Go through the entries one line at a time, and gather every line that has the word "name".

[START Raw data]

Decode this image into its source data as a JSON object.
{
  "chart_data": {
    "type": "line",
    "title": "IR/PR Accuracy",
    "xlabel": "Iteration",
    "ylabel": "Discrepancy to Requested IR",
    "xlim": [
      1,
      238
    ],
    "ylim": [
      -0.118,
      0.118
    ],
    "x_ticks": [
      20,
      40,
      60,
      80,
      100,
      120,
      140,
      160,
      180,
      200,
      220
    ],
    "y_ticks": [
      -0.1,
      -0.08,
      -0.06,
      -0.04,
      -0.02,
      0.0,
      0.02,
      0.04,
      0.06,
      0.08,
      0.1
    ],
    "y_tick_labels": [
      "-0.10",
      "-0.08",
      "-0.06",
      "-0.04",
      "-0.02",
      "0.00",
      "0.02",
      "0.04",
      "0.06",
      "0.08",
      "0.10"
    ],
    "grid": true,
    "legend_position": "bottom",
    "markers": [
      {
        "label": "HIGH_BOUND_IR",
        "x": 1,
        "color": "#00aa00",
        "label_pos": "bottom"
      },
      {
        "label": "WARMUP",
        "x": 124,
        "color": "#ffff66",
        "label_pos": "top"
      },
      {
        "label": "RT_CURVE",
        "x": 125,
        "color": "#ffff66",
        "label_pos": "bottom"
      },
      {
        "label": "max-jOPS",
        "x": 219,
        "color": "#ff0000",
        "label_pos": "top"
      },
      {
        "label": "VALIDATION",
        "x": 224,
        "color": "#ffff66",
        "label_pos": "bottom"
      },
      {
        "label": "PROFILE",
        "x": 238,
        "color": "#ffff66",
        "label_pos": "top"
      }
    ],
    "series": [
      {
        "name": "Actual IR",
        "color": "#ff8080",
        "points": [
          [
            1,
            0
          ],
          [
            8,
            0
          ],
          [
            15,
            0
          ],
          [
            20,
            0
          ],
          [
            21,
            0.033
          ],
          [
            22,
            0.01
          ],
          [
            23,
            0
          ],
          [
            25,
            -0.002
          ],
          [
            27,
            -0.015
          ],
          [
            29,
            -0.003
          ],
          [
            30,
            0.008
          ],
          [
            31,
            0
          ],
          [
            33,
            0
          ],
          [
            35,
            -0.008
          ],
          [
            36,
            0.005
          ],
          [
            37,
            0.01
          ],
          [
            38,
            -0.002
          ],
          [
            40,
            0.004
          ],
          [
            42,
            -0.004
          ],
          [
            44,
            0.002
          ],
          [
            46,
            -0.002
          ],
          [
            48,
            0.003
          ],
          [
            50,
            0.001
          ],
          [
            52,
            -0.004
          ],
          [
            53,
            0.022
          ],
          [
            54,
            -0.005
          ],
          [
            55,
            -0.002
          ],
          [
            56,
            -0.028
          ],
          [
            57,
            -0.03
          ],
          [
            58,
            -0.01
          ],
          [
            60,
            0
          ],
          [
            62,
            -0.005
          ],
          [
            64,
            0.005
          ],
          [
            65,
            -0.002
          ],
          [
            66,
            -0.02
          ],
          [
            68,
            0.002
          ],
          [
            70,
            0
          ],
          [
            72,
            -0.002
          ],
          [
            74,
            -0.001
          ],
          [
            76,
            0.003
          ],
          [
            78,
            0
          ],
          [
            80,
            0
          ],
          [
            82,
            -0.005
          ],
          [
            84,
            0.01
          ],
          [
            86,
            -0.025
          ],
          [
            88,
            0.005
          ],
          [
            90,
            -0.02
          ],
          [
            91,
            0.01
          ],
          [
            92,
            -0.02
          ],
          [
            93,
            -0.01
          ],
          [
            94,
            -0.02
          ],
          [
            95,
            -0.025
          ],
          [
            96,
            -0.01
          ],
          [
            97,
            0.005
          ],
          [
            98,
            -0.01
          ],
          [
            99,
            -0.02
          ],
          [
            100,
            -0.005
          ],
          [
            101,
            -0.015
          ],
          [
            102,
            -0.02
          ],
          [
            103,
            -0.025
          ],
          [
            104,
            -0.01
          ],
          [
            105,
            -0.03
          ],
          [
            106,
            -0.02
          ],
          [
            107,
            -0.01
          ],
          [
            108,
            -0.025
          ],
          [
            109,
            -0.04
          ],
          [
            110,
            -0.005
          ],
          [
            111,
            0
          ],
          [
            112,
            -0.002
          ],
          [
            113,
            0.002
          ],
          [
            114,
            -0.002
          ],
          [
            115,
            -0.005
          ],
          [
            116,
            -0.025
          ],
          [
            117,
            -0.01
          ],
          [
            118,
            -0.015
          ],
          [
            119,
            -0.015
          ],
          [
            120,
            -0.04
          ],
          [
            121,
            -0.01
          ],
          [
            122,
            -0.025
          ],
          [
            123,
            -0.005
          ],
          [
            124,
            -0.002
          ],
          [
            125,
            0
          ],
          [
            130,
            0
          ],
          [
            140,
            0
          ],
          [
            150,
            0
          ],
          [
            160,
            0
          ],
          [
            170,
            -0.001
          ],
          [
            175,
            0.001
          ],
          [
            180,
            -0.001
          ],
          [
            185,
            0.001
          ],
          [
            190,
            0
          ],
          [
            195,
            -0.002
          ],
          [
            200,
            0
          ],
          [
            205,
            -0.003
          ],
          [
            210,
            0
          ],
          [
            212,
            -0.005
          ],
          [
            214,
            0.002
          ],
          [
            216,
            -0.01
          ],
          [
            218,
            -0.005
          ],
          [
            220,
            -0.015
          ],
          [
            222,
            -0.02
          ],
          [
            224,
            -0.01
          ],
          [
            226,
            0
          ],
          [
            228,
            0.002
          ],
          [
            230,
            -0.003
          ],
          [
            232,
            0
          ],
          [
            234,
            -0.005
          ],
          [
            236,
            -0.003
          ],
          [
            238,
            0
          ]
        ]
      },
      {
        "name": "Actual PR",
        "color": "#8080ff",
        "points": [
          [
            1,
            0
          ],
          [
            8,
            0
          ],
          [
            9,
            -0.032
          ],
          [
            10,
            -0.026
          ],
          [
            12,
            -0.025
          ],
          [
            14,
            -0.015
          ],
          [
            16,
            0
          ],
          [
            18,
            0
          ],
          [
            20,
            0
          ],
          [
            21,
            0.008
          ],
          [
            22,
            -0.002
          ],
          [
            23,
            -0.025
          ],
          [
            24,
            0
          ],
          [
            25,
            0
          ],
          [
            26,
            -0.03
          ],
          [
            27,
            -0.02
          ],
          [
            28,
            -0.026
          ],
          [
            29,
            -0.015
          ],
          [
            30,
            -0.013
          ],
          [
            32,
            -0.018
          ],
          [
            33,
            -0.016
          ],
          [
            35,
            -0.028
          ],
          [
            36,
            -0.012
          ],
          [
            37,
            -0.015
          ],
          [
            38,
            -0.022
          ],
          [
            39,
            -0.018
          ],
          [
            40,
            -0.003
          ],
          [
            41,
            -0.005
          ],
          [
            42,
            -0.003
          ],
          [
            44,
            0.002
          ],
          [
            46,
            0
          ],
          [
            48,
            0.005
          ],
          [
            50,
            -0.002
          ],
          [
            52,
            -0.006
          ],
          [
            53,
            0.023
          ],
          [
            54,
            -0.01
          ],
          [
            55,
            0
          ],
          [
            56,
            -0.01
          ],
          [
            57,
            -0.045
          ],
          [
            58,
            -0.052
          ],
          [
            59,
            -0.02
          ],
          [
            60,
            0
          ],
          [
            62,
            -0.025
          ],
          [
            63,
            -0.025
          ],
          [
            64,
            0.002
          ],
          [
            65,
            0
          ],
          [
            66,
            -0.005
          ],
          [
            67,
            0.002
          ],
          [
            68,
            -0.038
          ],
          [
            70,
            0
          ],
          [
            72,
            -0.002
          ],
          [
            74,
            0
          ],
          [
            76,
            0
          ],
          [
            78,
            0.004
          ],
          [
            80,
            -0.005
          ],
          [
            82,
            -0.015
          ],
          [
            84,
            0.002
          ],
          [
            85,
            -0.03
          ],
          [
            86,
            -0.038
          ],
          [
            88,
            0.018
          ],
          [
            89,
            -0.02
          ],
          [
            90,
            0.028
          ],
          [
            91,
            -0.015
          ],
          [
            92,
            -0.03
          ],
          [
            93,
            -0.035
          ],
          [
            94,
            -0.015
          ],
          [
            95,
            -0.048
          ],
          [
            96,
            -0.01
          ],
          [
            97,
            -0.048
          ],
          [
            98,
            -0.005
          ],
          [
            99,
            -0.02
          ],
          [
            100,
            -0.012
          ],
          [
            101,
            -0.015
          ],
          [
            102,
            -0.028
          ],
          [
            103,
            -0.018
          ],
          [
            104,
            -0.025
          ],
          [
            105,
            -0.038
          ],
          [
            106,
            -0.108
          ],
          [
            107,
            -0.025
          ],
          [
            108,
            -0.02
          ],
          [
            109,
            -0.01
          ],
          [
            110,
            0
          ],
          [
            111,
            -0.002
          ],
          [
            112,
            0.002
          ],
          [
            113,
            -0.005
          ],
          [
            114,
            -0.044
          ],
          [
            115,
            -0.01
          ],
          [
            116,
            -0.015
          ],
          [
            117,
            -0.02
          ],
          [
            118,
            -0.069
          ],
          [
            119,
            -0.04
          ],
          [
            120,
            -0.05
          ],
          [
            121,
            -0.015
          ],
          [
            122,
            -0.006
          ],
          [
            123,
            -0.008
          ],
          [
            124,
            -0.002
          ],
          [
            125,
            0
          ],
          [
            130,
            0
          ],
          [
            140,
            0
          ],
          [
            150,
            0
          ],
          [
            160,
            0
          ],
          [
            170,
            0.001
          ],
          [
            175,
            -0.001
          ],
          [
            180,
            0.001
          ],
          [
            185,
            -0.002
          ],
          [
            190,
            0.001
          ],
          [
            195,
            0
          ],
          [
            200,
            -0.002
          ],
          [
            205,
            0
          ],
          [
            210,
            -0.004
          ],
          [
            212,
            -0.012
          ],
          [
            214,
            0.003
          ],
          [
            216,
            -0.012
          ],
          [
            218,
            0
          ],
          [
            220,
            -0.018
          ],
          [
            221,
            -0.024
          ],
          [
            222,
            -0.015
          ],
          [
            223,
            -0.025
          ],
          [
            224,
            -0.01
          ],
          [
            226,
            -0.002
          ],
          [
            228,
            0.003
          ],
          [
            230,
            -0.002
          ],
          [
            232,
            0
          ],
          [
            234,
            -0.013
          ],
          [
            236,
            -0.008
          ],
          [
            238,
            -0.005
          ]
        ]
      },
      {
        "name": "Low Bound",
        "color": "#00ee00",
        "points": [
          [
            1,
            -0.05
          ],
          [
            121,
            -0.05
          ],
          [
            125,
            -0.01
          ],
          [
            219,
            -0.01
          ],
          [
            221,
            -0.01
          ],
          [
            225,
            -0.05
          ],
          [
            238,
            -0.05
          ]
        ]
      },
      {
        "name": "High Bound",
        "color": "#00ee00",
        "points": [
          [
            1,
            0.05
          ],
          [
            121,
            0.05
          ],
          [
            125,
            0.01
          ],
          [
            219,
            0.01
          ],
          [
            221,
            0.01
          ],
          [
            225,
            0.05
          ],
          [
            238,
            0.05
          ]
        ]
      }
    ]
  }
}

[END Raw data]

→ Task answer
        "name": "Actual IR",
        "name": "Actual PR",
        "name": "Low Bound",
        "name": "High Bound",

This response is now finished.